- [Stated exercise]: From the listing below, extract every line containing "title".

- [Figure dataset records]:
- - - -

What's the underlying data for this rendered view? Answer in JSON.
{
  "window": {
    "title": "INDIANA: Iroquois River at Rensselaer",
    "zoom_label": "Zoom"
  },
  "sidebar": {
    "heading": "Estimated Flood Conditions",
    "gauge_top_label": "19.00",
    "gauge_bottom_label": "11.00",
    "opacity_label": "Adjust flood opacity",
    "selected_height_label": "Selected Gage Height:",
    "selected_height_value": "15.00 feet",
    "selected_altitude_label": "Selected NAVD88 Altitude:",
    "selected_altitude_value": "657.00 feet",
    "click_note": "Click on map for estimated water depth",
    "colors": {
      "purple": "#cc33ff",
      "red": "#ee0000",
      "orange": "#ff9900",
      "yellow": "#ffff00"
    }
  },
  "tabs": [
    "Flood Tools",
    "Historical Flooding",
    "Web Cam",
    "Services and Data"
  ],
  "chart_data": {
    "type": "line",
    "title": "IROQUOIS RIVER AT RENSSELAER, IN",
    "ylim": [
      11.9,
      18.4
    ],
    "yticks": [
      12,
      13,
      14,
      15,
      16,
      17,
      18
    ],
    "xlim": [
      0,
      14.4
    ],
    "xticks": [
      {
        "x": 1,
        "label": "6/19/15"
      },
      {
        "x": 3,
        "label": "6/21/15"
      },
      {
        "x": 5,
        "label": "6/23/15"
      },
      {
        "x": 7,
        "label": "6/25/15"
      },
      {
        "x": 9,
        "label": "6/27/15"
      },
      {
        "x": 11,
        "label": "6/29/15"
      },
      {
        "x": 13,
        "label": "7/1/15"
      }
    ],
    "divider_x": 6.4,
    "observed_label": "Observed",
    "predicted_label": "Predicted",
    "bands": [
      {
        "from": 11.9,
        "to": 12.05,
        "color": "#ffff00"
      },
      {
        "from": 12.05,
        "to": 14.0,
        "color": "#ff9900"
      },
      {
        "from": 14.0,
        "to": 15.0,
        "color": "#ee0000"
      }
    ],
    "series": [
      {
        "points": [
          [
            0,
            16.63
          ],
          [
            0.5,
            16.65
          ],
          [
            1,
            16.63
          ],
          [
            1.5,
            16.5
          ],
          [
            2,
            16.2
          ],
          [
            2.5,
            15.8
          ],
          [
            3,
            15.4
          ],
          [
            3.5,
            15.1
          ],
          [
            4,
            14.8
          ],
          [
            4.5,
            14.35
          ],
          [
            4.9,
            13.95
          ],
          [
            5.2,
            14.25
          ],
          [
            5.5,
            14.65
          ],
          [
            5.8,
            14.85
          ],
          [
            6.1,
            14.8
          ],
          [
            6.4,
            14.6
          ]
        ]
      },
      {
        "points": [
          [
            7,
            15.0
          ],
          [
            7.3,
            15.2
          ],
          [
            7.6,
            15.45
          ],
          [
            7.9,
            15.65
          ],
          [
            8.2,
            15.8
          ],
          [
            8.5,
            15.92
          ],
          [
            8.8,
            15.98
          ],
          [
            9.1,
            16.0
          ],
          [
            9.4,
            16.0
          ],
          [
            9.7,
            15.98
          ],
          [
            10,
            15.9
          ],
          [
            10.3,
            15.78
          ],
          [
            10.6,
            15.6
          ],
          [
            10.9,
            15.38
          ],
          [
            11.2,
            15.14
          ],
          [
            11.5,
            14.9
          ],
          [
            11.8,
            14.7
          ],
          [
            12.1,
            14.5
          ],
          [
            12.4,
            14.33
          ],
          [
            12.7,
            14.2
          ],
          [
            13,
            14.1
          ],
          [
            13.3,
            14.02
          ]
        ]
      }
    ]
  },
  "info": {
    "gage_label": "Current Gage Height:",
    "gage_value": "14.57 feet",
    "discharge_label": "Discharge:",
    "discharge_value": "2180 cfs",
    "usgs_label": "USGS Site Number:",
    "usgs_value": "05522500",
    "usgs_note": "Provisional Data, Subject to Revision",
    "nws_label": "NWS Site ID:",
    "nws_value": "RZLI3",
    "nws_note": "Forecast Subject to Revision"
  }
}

- - - -

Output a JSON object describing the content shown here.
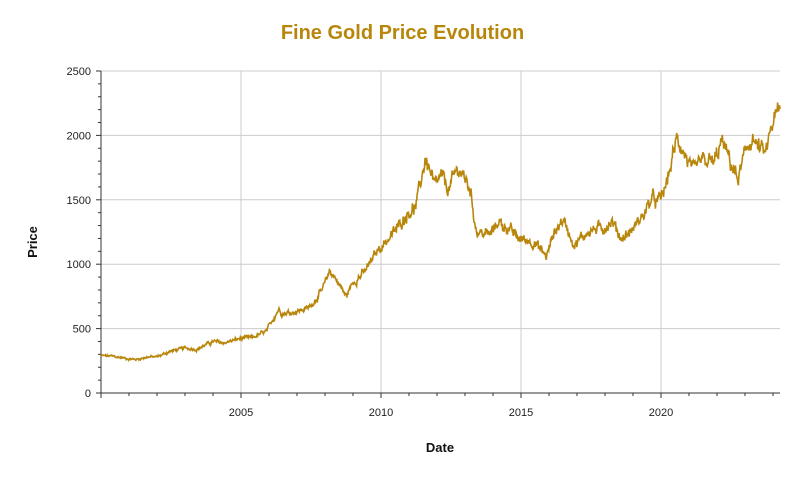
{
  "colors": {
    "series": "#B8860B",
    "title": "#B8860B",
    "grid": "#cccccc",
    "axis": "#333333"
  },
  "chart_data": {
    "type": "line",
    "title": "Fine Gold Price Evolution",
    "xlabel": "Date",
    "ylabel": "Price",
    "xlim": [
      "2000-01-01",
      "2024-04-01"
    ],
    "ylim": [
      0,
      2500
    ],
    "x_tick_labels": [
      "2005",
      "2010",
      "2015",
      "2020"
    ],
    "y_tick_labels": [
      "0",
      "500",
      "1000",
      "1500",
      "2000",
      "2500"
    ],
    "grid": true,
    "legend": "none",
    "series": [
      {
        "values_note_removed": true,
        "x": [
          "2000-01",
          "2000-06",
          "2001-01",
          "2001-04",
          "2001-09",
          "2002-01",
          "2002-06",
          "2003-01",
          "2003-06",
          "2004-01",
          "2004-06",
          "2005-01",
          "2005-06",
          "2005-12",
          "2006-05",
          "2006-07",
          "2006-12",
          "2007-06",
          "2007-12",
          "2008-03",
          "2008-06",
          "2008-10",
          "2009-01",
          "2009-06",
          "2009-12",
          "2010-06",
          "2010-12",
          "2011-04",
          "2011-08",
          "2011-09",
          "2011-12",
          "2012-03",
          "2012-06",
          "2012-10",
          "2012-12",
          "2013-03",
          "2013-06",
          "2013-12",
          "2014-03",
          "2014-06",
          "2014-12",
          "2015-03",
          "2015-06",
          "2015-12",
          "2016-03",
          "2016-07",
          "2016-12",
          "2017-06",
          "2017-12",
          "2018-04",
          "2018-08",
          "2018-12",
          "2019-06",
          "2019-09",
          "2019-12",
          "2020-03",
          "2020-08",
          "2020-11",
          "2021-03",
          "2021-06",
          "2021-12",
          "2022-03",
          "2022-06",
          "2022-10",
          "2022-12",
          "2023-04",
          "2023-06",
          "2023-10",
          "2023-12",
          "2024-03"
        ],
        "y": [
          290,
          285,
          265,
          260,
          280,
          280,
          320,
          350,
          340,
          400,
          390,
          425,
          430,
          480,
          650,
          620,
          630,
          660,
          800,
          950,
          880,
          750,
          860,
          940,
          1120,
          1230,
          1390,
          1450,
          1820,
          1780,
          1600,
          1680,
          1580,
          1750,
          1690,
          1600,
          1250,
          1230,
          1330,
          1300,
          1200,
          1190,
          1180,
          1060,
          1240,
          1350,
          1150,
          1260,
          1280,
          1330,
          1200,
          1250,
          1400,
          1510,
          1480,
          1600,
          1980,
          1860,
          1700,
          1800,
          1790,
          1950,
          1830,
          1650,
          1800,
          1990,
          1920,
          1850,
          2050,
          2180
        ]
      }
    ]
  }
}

- - - -

- [Response to this exercise]:
    "title": "INDIANA: Iroquois River at Rensselaer",
    "title": "IROQUOIS RIVER AT RENSSELAER, IN",
    "title": "#B8860B",
    "title": "Fine Gold Price Evolution",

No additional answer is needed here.